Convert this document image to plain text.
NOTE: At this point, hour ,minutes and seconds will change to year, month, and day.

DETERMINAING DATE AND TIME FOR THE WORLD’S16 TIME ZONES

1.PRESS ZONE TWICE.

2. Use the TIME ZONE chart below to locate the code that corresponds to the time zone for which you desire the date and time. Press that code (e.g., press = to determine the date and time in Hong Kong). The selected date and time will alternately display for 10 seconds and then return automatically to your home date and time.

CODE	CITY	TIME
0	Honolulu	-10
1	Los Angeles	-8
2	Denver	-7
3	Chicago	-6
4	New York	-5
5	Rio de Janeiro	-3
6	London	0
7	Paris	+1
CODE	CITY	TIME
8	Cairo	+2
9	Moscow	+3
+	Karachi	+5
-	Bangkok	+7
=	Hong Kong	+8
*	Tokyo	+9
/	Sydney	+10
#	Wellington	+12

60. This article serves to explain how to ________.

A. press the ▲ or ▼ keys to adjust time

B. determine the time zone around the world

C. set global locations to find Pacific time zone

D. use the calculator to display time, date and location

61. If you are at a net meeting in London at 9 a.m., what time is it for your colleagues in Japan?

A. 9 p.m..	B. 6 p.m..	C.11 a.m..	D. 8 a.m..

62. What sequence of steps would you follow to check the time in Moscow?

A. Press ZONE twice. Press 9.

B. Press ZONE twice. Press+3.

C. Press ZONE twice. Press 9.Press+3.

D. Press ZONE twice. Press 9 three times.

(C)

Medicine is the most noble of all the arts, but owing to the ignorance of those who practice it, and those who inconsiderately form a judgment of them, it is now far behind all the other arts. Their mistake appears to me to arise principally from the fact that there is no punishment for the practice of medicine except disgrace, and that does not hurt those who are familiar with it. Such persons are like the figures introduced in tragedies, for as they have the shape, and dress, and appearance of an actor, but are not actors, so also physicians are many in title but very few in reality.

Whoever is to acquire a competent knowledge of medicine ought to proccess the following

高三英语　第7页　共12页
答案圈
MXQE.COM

• WHAT YOU WILL DO
Look through the entries above; copy each line where the string "determine" appears.

• OUTPUT FOR THIS TASK
2. Use the TIME ZONE chart below to locate the code that corresponds to the time zone for which you desire the date and time. Press that code (e.g., press = to determine the date and time in Hong Kong). The selected date and time will alternately display for 10 seconds and then return automatically to your home date and time.
B. determine the time zone around the world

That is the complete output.